**** GIVEN ENTRIES
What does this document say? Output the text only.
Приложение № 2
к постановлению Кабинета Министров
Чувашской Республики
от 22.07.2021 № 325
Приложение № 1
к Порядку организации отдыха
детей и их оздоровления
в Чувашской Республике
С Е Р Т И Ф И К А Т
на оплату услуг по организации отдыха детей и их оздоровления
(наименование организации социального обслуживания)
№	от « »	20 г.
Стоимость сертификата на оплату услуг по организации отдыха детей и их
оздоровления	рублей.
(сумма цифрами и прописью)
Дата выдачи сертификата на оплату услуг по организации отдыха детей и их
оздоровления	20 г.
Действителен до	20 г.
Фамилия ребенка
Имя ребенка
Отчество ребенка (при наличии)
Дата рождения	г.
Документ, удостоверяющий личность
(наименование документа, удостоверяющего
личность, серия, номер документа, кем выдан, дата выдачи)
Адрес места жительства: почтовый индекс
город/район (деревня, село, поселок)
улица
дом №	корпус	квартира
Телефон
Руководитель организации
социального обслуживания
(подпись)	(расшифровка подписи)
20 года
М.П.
********
**** GIVEN ENTRIES
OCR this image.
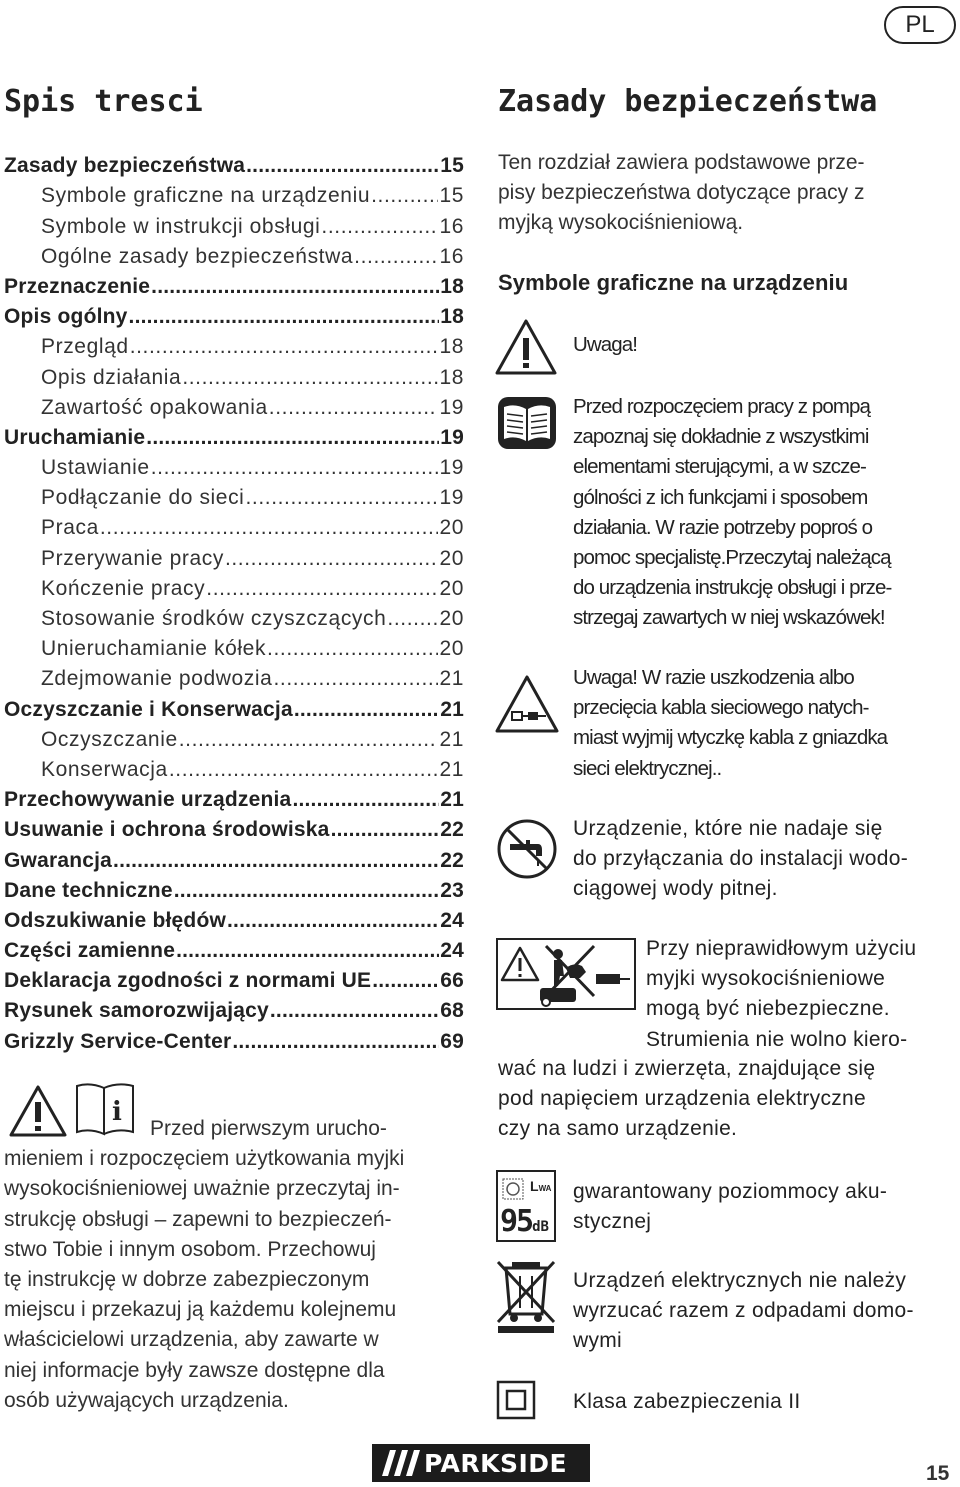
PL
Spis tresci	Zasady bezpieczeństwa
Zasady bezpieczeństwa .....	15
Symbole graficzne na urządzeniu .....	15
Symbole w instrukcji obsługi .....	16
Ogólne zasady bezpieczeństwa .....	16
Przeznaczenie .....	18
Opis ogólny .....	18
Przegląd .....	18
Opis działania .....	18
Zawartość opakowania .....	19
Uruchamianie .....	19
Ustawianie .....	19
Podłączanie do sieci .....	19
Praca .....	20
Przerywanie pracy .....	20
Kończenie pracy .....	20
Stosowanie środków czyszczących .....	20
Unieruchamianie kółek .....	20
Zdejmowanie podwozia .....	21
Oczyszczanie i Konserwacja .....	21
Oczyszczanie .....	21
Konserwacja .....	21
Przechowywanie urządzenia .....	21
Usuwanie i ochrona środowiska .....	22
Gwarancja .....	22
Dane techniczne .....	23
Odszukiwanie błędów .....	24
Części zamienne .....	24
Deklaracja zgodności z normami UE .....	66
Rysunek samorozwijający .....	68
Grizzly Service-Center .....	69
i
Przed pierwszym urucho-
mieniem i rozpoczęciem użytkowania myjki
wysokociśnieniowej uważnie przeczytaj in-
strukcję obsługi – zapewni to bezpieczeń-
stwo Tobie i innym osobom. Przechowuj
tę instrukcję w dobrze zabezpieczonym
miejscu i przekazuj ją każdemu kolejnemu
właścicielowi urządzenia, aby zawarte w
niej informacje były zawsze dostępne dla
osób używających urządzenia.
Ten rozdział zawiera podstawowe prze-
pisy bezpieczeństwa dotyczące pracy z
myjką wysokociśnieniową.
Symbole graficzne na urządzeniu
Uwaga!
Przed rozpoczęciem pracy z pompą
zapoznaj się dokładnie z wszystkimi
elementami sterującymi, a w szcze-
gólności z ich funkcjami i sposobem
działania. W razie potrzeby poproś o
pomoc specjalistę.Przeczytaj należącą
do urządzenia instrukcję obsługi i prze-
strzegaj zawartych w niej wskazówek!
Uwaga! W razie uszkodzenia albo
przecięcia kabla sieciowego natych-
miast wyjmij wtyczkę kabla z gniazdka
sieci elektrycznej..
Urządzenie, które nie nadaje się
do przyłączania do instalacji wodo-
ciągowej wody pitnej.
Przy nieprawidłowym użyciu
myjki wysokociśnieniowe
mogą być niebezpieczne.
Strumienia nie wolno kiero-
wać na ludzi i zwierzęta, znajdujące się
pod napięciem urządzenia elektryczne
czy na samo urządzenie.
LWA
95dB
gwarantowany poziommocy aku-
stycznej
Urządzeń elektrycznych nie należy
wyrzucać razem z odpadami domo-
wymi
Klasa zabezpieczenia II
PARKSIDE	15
********
* _TASK STATEMENT_:
Out of the material above, select every line that holds the string "выдачи".

* _FINISHED ANSWER_:
Дата выдачи сертификата на оплату услуг по организации отдыха детей и их
личность, серия, номер документа, кем выдан, дата выдачи)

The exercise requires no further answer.